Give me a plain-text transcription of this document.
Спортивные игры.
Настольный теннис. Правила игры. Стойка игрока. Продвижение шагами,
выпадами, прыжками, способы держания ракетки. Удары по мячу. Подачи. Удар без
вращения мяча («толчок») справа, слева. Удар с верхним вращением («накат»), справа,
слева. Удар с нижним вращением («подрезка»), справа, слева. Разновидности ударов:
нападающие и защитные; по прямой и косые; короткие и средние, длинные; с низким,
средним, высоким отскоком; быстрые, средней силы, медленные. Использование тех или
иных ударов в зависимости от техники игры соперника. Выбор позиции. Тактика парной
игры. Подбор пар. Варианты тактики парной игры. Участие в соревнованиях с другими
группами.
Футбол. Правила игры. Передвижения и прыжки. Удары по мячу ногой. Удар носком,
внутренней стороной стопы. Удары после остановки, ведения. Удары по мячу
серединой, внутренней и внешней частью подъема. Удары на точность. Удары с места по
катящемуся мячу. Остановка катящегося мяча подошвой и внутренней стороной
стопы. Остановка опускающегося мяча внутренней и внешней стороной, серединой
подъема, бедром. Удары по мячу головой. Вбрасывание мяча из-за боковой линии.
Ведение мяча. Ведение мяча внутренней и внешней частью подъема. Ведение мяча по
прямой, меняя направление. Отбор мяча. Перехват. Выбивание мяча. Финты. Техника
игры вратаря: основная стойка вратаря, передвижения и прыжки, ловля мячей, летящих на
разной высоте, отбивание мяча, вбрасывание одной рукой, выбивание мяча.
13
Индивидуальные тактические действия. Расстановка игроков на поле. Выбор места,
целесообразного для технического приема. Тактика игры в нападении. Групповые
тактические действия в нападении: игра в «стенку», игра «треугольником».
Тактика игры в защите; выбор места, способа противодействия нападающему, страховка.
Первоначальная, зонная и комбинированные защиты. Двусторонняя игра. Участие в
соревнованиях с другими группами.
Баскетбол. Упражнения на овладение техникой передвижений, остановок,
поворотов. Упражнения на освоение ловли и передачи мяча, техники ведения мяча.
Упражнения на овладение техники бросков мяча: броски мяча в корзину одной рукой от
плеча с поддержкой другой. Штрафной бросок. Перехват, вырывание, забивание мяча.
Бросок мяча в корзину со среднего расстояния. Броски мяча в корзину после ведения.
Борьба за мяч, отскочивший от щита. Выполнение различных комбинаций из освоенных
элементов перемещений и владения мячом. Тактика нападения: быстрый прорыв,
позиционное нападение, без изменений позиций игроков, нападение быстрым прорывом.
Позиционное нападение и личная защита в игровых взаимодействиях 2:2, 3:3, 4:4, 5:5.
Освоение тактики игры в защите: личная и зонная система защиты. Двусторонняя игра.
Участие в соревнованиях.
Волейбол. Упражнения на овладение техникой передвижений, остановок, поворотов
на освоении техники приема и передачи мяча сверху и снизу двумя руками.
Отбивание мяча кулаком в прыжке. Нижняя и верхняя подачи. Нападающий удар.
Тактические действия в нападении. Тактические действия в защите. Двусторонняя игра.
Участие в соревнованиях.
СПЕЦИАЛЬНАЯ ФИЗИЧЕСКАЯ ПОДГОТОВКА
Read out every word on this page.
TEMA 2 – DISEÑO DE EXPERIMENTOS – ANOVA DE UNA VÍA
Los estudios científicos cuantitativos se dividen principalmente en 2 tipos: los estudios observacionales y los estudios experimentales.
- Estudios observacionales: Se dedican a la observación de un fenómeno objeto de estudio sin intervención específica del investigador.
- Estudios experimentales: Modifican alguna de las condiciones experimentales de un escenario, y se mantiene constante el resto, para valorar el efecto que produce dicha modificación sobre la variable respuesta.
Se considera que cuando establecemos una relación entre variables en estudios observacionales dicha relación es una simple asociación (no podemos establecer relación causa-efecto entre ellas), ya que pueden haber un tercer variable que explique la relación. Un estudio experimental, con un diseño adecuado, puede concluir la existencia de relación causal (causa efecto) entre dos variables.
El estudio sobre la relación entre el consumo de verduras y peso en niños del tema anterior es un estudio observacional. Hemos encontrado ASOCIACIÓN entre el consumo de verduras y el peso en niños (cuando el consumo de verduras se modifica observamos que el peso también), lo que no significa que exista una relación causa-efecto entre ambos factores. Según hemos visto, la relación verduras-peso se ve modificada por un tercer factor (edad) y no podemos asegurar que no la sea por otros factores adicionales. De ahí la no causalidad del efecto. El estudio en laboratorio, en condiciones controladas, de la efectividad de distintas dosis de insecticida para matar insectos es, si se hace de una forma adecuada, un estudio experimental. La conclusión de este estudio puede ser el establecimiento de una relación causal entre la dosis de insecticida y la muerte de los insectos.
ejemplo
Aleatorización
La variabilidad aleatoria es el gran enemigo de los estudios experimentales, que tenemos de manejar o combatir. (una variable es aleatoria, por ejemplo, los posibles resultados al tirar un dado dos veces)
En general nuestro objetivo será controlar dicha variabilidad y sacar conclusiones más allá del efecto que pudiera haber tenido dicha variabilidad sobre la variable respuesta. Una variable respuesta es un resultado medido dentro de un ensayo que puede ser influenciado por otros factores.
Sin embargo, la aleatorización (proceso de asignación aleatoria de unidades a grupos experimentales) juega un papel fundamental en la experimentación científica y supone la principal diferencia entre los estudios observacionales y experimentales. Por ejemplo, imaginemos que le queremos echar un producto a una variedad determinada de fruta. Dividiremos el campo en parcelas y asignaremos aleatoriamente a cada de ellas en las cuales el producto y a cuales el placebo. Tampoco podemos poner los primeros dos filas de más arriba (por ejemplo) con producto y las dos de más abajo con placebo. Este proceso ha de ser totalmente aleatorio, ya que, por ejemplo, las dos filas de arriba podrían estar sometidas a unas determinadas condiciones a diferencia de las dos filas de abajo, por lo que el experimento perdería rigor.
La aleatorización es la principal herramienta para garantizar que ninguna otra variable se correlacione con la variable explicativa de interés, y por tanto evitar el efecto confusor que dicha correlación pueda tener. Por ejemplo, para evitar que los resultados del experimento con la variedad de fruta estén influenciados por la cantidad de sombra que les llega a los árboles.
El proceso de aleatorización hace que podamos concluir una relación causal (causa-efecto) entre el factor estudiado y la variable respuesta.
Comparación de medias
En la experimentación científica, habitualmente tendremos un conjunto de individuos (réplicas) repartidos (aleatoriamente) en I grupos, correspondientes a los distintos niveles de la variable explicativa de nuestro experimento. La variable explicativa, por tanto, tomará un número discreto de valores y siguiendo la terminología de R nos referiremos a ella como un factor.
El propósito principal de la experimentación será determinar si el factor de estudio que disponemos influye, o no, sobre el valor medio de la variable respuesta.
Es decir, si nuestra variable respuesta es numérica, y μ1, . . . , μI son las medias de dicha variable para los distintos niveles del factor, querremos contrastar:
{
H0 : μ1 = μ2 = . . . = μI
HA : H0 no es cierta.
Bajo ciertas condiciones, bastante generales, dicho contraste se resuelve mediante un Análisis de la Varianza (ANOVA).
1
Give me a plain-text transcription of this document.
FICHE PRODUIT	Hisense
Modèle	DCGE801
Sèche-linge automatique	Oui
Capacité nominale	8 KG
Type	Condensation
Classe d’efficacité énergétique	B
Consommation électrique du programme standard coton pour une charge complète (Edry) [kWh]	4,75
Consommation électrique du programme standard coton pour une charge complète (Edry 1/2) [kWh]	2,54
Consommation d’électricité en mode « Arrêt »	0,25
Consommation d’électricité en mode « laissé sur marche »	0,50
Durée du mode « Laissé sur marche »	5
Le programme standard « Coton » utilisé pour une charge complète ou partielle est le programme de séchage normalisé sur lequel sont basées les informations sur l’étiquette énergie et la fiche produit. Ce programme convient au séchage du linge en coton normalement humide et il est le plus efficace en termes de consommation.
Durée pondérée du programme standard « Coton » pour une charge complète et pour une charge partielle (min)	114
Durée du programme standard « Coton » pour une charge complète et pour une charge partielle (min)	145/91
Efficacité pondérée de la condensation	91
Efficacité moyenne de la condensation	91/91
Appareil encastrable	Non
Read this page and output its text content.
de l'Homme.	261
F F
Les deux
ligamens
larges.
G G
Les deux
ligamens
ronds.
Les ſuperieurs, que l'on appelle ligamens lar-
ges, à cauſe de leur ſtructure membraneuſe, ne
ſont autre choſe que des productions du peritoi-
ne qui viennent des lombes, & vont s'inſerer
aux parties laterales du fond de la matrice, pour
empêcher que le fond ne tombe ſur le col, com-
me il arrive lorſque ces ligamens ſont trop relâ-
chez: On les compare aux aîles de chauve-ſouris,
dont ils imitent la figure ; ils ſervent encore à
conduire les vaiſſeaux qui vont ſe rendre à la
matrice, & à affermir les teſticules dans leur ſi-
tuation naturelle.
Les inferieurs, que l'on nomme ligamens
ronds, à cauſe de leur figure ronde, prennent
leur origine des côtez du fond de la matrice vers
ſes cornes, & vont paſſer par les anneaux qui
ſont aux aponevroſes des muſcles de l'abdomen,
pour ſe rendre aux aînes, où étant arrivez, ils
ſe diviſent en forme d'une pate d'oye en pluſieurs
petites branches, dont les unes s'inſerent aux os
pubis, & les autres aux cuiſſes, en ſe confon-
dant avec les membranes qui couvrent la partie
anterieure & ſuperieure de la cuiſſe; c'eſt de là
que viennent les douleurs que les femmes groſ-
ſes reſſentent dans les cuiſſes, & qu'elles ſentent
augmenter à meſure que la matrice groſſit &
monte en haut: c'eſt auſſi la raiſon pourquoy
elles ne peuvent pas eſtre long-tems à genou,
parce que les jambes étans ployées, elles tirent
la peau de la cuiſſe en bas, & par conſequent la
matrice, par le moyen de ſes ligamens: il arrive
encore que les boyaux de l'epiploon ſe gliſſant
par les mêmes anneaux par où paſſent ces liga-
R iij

☆ ☆ ☆ ☆ ☆ ☆ ☆

◆ Given request ◆
Write out again, exactly, the lines from the one holding "Read this page and output its text content." through the end of the listing, with both ends included.

◆ Solution ◆
Read this page and output its text content.
de l'Homme.	261
F F
Les deux
ligamens
larges.
G G
Les deux
ligamens
ronds.
Les ſuperieurs, que l'on appelle ligamens lar-
ges, à cauſe de leur ſtructure membraneuſe, ne
ſont autre choſe que des productions du peritoi-
ne qui viennent des lombes, & vont s'inſerer
aux parties laterales du fond de la matrice, pour
empêcher que le fond ne tombe ſur le col, com-
me il arrive lorſque ces ligamens ſont trop relâ-
chez: On les compare aux aîles de chauve-ſouris,
dont ils imitent la figure ; ils ſervent encore à
conduire les vaiſſeaux qui vont ſe rendre à la
matrice, & à affermir les teſticules dans leur ſi-
tuation naturelle.
Les inferieurs, que l'on nomme ligamens
ronds, à cauſe de leur figure ronde, prennent
leur origine des côtez du fond de la matrice vers
ſes cornes, & vont paſſer par les anneaux qui
ſont aux aponevroſes des muſcles de l'abdomen,
pour ſe rendre aux aînes, où étant arrivez, ils
ſe diviſent en forme d'une pate d'oye en pluſieurs
petites branches, dont les unes s'inſerent aux os
pubis, & les autres aux cuiſſes, en ſe confon-
dant avec les membranes qui couvrent la partie
anterieure & ſuperieure de la cuiſſe; c'eſt de là
que viennent les douleurs que les femmes groſ-
ſes reſſentent dans les cuiſſes, & qu'elles ſentent
augmenter à meſure que la matrice groſſit &
monte en haut: c'eſt auſſi la raiſon pourquoy
elles ne peuvent pas eſtre long-tems à genou,
parce que les jambes étans ployées, elles tirent
la peau de la cuiſſe en bas, & par conſequent la
matrice, par le moyen de ſes ligamens: il arrive
encore que les boyaux de l'epiploon ſe gliſſant
par les mêmes anneaux par où paſſent ces liga-
R iij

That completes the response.